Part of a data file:
● ● ● ●
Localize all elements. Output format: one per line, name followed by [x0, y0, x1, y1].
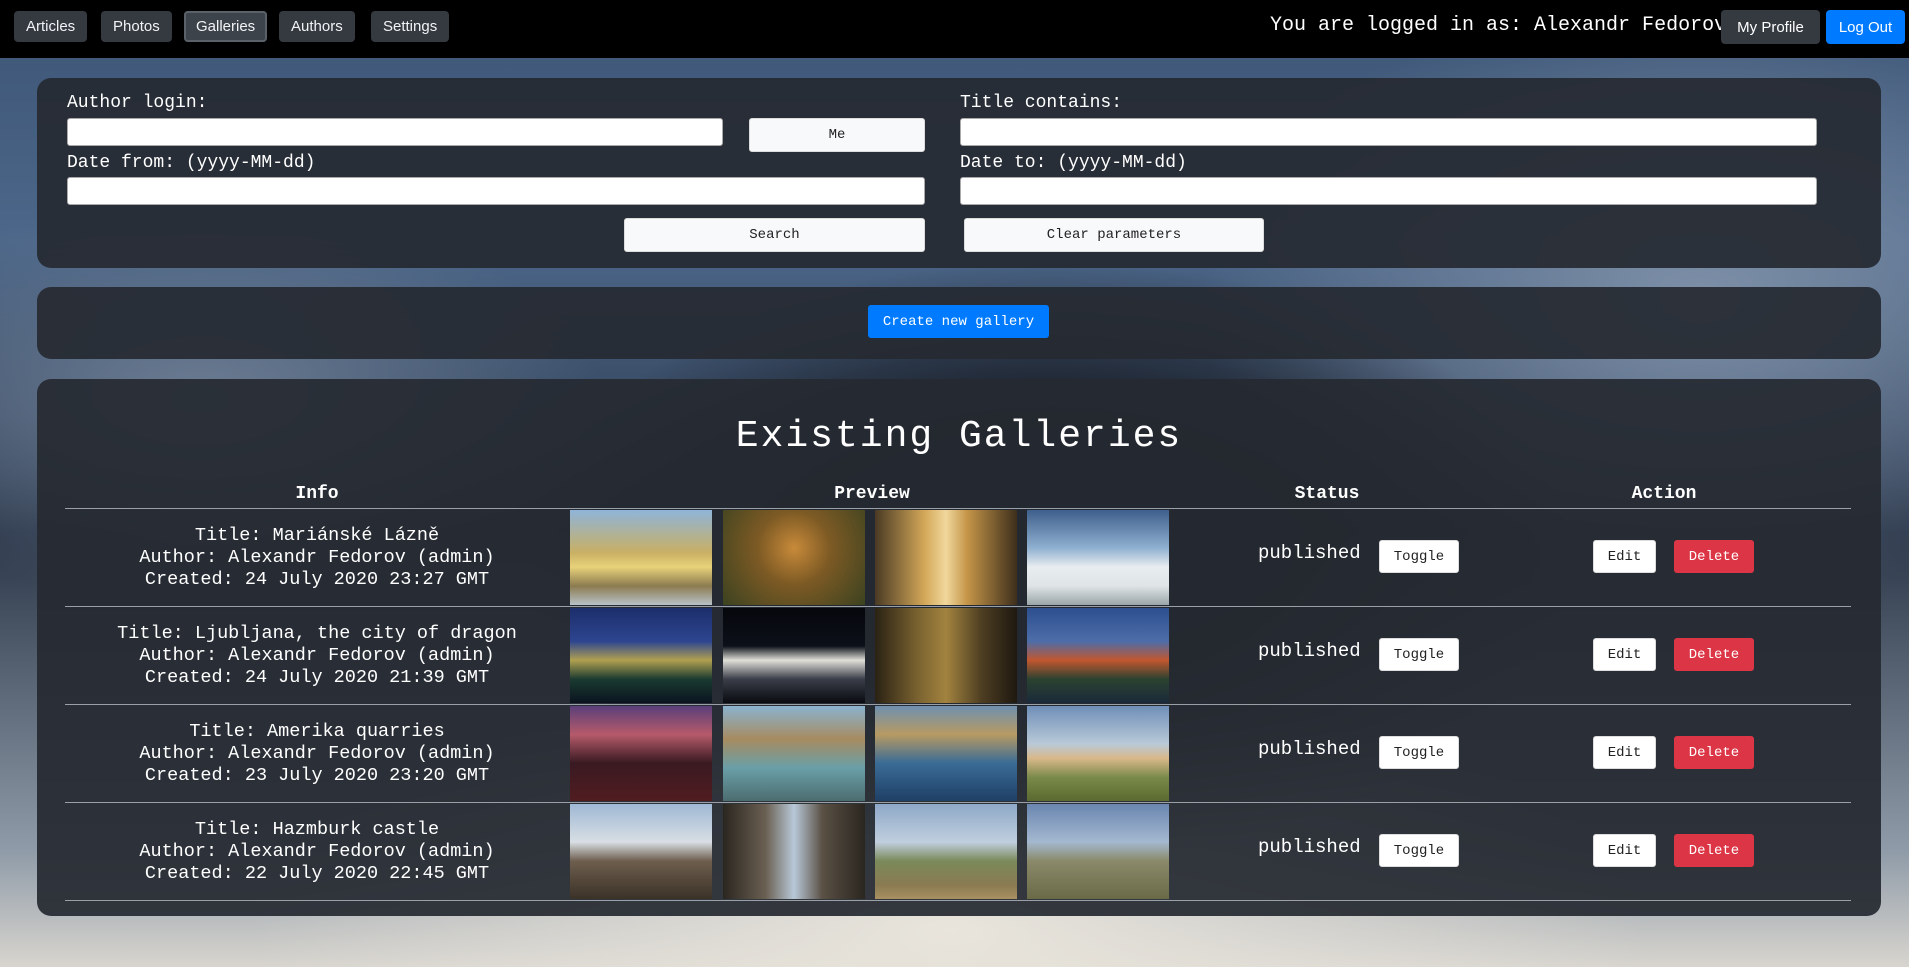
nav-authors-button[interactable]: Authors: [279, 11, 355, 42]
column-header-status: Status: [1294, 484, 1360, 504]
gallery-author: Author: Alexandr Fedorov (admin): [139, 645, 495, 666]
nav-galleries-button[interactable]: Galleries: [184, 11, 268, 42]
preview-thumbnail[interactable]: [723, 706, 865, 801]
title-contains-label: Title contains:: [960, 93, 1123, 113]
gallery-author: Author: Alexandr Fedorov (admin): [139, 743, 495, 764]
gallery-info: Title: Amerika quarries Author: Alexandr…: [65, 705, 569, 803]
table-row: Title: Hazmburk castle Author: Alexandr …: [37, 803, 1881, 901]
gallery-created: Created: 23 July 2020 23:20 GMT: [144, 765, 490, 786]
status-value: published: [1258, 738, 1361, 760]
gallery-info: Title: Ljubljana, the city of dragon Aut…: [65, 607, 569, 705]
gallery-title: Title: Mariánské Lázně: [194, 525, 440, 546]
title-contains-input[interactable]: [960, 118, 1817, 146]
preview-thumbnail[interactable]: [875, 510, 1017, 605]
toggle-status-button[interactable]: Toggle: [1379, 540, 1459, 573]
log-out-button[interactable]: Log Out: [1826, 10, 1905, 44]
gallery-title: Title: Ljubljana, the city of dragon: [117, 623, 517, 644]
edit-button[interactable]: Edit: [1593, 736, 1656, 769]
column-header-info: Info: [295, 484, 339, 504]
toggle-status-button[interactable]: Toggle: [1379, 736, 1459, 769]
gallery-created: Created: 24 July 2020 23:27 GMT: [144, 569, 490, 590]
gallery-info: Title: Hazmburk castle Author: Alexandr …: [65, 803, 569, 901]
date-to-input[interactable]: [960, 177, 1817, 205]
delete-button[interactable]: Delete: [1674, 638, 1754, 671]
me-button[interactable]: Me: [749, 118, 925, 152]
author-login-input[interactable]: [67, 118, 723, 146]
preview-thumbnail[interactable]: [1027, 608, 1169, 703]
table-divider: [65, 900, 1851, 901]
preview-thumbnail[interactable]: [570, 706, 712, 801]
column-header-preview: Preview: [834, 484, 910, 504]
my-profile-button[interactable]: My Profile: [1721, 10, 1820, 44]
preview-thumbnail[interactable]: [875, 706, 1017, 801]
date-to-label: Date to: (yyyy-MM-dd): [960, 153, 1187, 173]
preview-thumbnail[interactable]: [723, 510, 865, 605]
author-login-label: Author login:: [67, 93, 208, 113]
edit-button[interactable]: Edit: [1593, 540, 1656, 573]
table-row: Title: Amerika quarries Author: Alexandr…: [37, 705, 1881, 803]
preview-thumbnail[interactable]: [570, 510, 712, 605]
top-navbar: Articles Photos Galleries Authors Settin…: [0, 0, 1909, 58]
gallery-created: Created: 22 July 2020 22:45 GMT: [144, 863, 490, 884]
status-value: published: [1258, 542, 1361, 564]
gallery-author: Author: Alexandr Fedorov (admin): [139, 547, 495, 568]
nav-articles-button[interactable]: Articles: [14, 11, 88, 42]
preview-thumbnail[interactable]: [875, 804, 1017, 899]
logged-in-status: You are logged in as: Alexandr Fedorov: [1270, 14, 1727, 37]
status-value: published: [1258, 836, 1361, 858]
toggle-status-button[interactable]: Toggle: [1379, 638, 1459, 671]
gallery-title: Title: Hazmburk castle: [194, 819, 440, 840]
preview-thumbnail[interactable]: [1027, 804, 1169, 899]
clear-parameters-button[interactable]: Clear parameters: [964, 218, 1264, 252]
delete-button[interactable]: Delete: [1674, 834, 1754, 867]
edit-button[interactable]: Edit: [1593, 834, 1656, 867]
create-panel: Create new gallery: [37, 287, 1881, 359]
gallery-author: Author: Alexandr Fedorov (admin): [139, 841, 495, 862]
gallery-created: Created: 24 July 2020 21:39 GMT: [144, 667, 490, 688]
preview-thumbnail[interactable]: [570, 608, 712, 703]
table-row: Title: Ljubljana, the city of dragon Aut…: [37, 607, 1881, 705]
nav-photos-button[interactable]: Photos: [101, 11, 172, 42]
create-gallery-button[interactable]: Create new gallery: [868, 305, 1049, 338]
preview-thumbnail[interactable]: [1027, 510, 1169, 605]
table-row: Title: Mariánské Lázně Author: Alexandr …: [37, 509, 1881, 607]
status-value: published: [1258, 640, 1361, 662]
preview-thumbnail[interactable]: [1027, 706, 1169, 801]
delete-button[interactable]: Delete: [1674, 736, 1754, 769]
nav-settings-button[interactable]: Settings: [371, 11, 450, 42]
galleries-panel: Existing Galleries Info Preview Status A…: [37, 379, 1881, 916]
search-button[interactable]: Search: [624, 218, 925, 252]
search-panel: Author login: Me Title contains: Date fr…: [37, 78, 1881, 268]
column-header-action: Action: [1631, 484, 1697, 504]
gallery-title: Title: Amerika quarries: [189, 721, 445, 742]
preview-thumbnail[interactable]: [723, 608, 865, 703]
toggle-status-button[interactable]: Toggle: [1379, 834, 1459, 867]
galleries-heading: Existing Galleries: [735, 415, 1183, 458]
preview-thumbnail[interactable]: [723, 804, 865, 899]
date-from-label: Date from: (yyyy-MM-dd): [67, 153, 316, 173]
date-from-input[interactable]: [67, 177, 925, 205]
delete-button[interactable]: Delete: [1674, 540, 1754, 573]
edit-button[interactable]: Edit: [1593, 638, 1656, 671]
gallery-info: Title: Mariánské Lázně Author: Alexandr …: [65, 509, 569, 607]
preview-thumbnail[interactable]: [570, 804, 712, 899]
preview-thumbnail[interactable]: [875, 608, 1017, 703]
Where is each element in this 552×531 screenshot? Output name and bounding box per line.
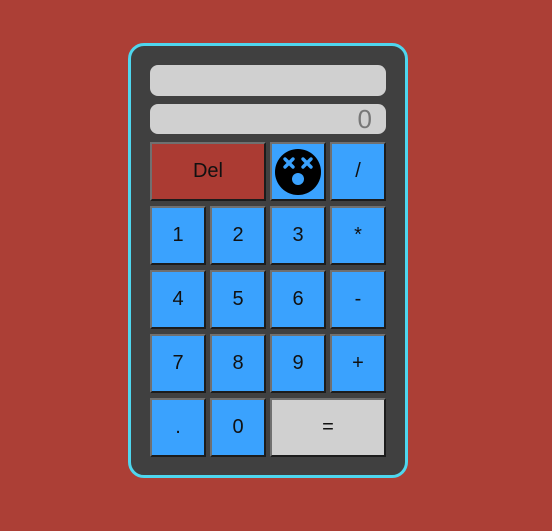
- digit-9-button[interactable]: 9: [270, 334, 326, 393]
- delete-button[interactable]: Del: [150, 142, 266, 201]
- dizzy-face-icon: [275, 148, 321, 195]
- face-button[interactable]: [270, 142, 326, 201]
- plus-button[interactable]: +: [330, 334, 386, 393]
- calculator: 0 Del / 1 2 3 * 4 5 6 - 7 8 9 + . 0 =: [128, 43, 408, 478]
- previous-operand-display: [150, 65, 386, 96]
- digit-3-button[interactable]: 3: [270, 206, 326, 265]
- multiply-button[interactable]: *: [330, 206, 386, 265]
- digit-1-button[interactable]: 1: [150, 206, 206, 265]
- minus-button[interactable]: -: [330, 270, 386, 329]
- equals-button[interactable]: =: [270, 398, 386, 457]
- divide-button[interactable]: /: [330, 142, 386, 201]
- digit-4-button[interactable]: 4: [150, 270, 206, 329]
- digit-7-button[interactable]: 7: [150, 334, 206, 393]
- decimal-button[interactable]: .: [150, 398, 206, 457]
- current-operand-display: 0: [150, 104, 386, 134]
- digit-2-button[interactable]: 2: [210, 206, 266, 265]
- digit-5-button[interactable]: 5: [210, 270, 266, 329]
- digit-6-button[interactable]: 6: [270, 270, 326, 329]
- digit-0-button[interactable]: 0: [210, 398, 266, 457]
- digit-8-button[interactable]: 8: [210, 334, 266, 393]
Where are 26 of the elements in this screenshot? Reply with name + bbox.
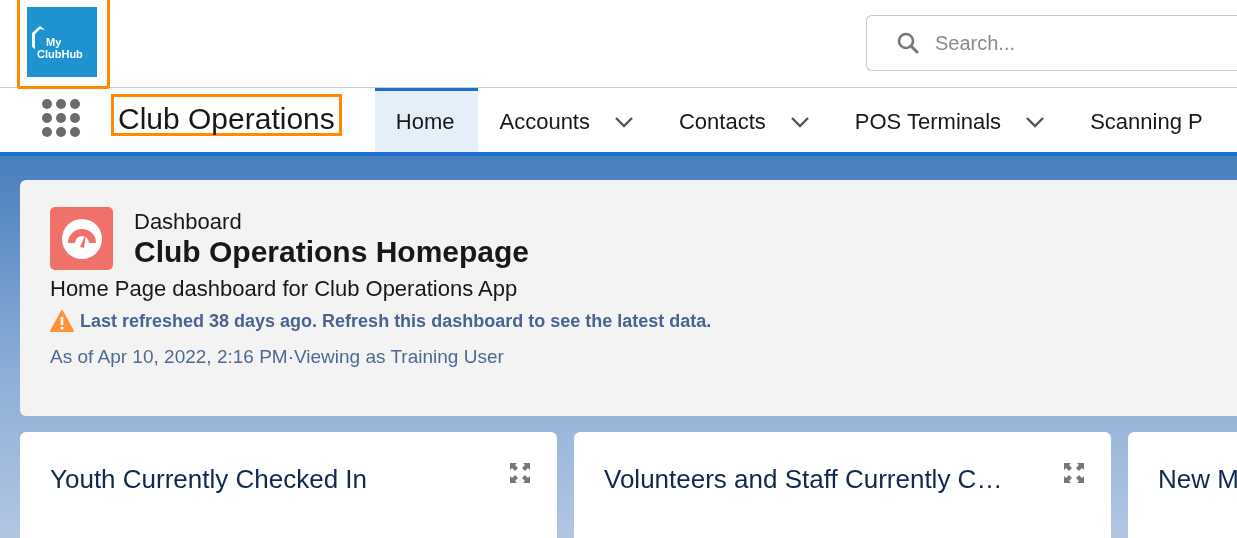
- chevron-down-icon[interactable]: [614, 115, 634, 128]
● ● ● ●
Task requirements —
Please copy the lines of the records without any change, starting with the line that contains "nav-authors-button[interactable]: Authors: [279, 11, 355, 42]" and going on through the line that contains "743, 495, 764]".

Solution for this task —
nav-authors-button[interactable]: Authors: [279, 11, 355, 42]
column-header-status: Status: [1294, 484, 1360, 504]
gallery-author: Author: Alexandr Fedorov (admin): [139, 645, 495, 666]
nav-galleries-button[interactable]: Galleries: [184, 11, 268, 42]
preview-thumbnail[interactable]: [723, 706, 865, 801]
title-contains-label: Title contains:: [960, 93, 1123, 113]
gallery-author: Author: Alexandr Fedorov (admin): [139, 743, 495, 764]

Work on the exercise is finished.